■ **TASK OBJECTIVE**
Copy nothing but the text: reproduce each line of the listing exactly and leave the pictures out.

■ **MATERIAL FOR THIS EXERCISE**
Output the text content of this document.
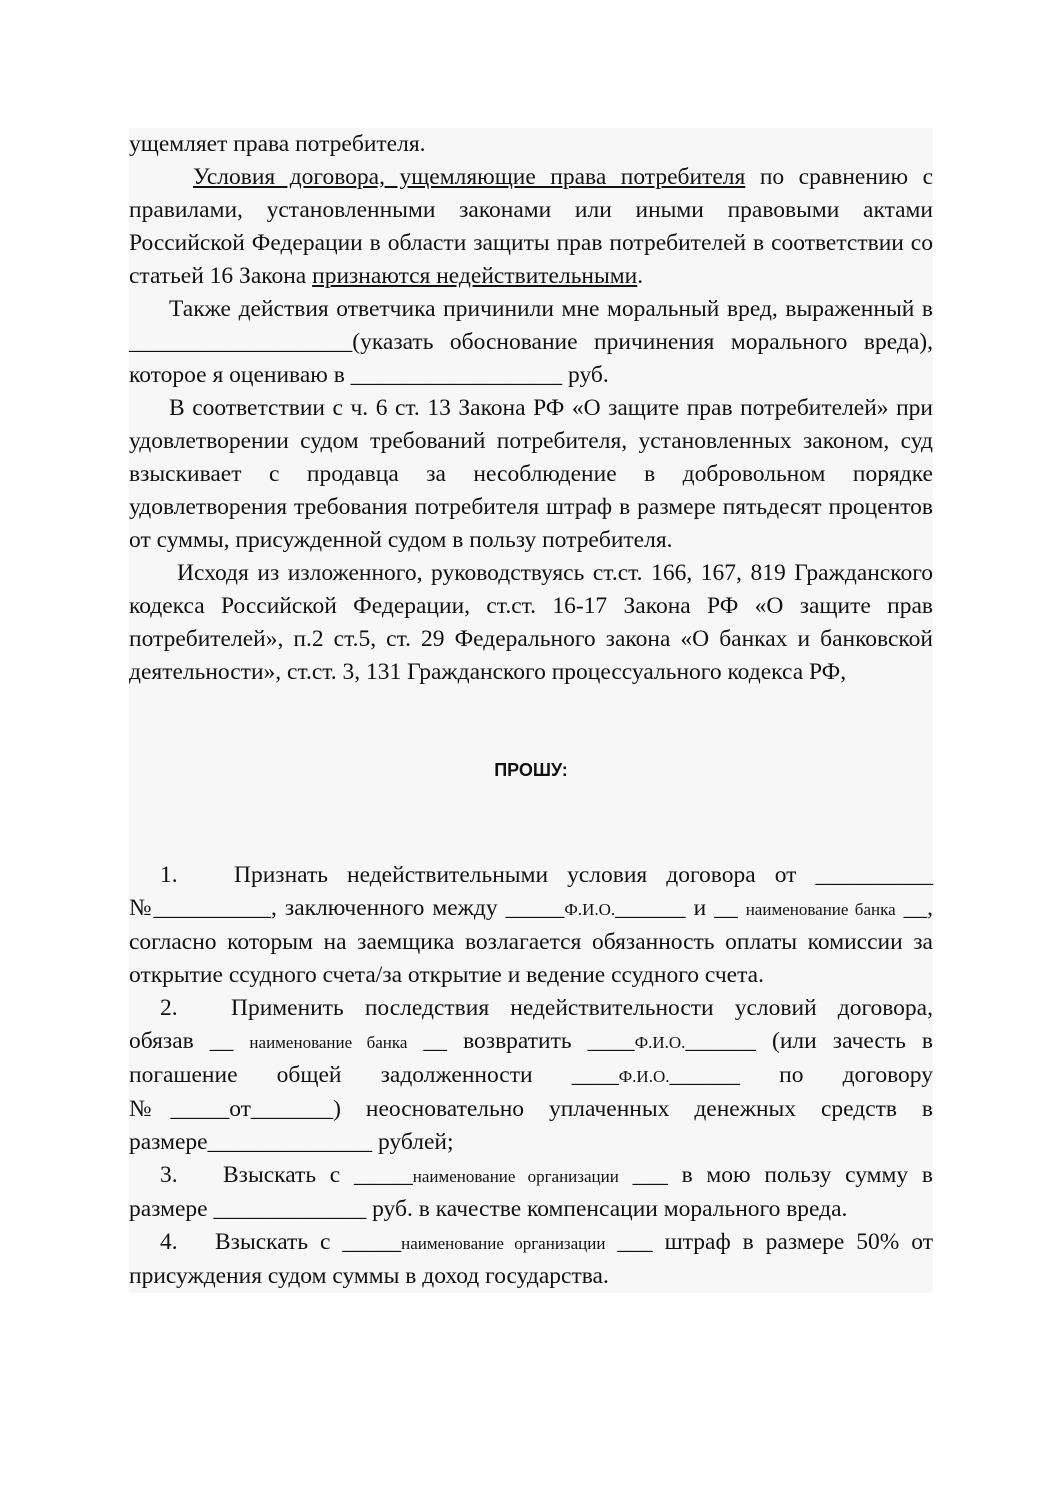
ущемляет права потребителя.

Условия договора, ущемляющие права потребителя по сравнению с правилами, установленными законами или иными правовыми актами Российской Федерации в области защиты прав потребителей в соответствии со статьей 16 Закона признаются недействительными.

Также действия ответчика причинили мне моральный вред, выраженный в ___________________(указать обоснование причинения морального вреда), которое я оцениваю в __________________ руб.

В соответствии с ч. 6 ст. 13 Закона РФ «О защите прав потребителей» при удовлетворении судом требований потребителя, установленных законом, суд взыскивает с продавца за несоблюдение в добровольном порядке удовлетворения требования потребителя штраф в размере пятьдесят процентов от суммы, присужденной судом в пользу потребителя.

Исходя из изложенного, руководствуясь ст.ст. 166, 167, 819 Гражданского кодекса Российской Федерации, ст.ст. 16-17 Закона РФ «О защите прав потребителей», п.2 ст.5, ст. 29 Федерального закона «О банках и банковской деятельности», ст.ст. 3, 131 Гражданского процессуального кодекса РФ,

ПРОШУ:

1. Признать недействительными условия договора от __________ №__________, заключенного между _____Ф.И.О.______ и __ наименование банка __, согласно которым на заемщика возлагается обязанность оплаты комиссии за открытие ссудного счета/за открытие и ведение ссудного счета.

2. Применить последствия недействительности условий договора, обязав __ наименование банка __ возвратить ____Ф.И.О.______ (или зачесть в погашение общей задолженности ____Ф.И.О.______ по договору №_____от_______) неосновательно уплаченных денежных средств в размере______________ рублей;

3. Взыскать с _____наименование организации ___ в мою пользу сумму в размере _____________ руб. в качестве компенсации морального вреда.

4. Взыскать с _____наименование организации ___ штраф в размере 50% от присуждения судом суммы в доход государства.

■ **RESULT**
Output the text content of this document.
ущемляет права потребителя.

Условия договора, ущемляющие права потребителя по сравнению с правилами, установленными законами или иными правовыми актами Российской Федерации в области защиты прав потребителей в соответствии со статьей 16 Закона признаются недействительными.

Также действия ответчика причинили мне моральный вред, выраженный в ___________________(указать обоснование причинения морального вреда), которое я оцениваю в __________________ руб.

В соответствии с ч. 6 ст. 13 Закона РФ «О защите прав потребителей» при удовлетворении судом требований потребителя, установленных законом, суд взыскивает с продавца за несоблюдение в добровольном порядке удовлетворения требования потребителя штраф в размере пятьдесят процентов от суммы, присужденной судом в пользу потребителя.

Исходя из изложенного, руководствуясь ст.ст. 166, 167, 819 Гражданского кодекса Российской Федерации, ст.ст. 16-17 Закона РФ «О защите прав потребителей», п.2 ст.5, ст. 29 Федерального закона «О банках и банковской деятельности», ст.ст. 3, 131 Гражданского процессуального кодекса РФ,

ПРОШУ:

1. Признать недействительными условия договора от __________ №__________, заключенного между _____Ф.И.О.______ и __ наименование банка __, согласно которым на заемщика возлагается обязанность оплаты комиссии за открытие ссудного счета/за открытие и ведение ссудного счета.

2. Применить последствия недействительности условий договора, обязав __ наименование банка __ возвратить ____Ф.И.О.______ (или зачесть в погашение общей задолженности ____Ф.И.О.______ по договору №_____от_______) неосновательно уплаченных денежных средств в размере______________ рублей;

3. Взыскать с _____наименование организации ___ в мою пользу сумму в размере _____________ руб. в качестве компенсации морального вреда.

4. Взыскать с _____наименование организации ___ штраф в размере 50% от присуждения судом суммы в доход государства.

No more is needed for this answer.